Short problem
Extract all data as written.

▬▬▬

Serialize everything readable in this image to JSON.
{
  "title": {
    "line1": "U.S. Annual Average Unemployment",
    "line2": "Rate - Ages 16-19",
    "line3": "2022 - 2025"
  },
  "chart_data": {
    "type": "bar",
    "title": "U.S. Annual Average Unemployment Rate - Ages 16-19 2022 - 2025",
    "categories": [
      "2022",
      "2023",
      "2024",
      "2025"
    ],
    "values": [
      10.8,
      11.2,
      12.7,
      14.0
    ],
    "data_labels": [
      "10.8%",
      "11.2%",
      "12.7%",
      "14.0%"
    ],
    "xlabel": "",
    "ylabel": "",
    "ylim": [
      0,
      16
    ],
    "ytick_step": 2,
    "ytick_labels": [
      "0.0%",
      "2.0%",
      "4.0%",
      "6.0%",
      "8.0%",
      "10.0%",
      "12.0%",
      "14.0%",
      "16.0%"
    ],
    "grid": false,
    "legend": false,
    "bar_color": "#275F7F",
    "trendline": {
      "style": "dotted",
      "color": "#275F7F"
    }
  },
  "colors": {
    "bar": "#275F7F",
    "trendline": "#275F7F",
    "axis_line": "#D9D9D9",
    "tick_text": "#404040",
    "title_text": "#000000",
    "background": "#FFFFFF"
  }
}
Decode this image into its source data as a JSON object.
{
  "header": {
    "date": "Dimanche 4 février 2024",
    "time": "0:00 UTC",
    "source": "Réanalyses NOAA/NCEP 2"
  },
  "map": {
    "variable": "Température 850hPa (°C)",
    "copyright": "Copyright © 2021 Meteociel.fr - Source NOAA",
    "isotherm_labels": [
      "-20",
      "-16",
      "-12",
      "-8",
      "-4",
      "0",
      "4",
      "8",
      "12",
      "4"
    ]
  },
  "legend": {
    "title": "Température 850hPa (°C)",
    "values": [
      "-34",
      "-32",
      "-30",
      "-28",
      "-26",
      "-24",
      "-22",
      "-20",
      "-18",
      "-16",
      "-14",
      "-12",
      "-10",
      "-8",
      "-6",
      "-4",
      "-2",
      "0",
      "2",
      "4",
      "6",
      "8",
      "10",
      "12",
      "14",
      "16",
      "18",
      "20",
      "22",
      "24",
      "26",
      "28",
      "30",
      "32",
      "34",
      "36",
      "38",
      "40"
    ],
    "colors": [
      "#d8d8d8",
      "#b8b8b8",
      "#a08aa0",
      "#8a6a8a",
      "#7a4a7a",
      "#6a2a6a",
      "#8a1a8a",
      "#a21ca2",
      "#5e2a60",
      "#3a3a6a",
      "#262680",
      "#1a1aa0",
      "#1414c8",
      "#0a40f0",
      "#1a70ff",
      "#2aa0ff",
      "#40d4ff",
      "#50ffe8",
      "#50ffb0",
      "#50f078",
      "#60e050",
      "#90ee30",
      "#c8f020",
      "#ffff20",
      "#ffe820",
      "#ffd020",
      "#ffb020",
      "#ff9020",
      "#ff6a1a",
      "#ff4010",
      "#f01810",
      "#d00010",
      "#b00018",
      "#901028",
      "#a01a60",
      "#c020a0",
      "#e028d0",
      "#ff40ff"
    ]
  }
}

▬▬▬

Result of this task
Serialize everything readable in this image to JSON.
{
  "title": {
    "line1": "U.S. Annual Average Unemployment",
    "line2": "Rate - Ages 16-19",
    "line3": "2022 - 2025"
  },
  "chart_data": {
    "type": "bar",
    "title": "U.S. Annual Average Unemployment Rate - Ages 16-19 2022 - 2025",
    "categories": [
      "2022",
      "2023",
      "2024",
      "2025"
    ],
    "values": [
      10.8,
      11.2,
      12.7,
      14.0
    ],
    "data_labels": [
      "10.8%",
      "11.2%",
      "12.7%",
      "14.0%"
    ],
    "xlabel": "",
    "ylabel": "",
    "ylim": [
      0,
      16
    ],
    "ytick_step": 2,
    "ytick_labels": [
      "0.0%",
      "2.0%",
      "4.0%",
      "6.0%",
      "8.0%",
      "10.0%",
      "12.0%",
      "14.0%",
      "16.0%"
    ],
    "grid": false,
    "legend": false,
    "bar_color": "#275F7F",
    "trendline": {
      "style": "dotted",
      "color": "#275F7F"
    }
  },
  "colors": {
    "bar": "#275F7F",
    "trendline": "#275F7F",
    "axis_line": "#D9D9D9",
    "tick_text": "#404040",
    "title_text": "#000000",
    "background": "#FFFFFF"
  }
}
Decode this image into its source data as a JSON object.
{
  "header": {
    "date": "Dimanche 4 février 2024",
    "time": "0:00 UTC",
    "source": "Réanalyses NOAA/NCEP 2"
  },
  "map": {
    "variable": "Température 850hPa (°C)",
    "copyright": "Copyright © 2021 Meteociel.fr - Source NOAA",
    "isotherm_labels": [
      "-20",
      "-16",
      "-12",
      "-8",
      "-4",
      "0",
      "4",
      "8",
      "12",
      "4"
    ]
  },
  "legend": {
    "title": "Température 850hPa (°C)",
    "values": [
      "-34",
      "-32",
      "-30",
      "-28",
      "-26",
      "-24",
      "-22",
      "-20",
      "-18",
      "-16",
      "-14",
      "-12",
      "-10",
      "-8",
      "-6",
      "-4",
      "-2",
      "0",
      "2",
      "4",
      "6",
      "8",
      "10",
      "12",
      "14",
      "16",
      "18",
      "20",
      "22",
      "24",
      "26",
      "28",
      "30",
      "32",
      "34",
      "36",
      "38",
      "40"
    ],
    "colors": [
      "#d8d8d8",
      "#b8b8b8",
      "#a08aa0",
      "#8a6a8a",
      "#7a4a7a",
      "#6a2a6a",
      "#8a1a8a",
      "#a21ca2",
      "#5e2a60",
      "#3a3a6a",
      "#262680",
      "#1a1aa0",
      "#1414c8",
      "#0a40f0",
      "#1a70ff",
      "#2aa0ff",
      "#40d4ff",
      "#50ffe8",
      "#50ffb0",
      "#50f078",
      "#60e050",
      "#90ee30",
      "#c8f020",
      "#ffff20",
      "#ffe820",
      "#ffd020",
      "#ffb020",
      "#ff9020",
      "#ff6a1a",
      "#ff4010",
      "#f01810",
      "#d00010",
      "#b00018",
      "#901028",
      "#a01a60",
      "#c020a0",
      "#e028d0",
      "#ff40ff"
    ]
  }
}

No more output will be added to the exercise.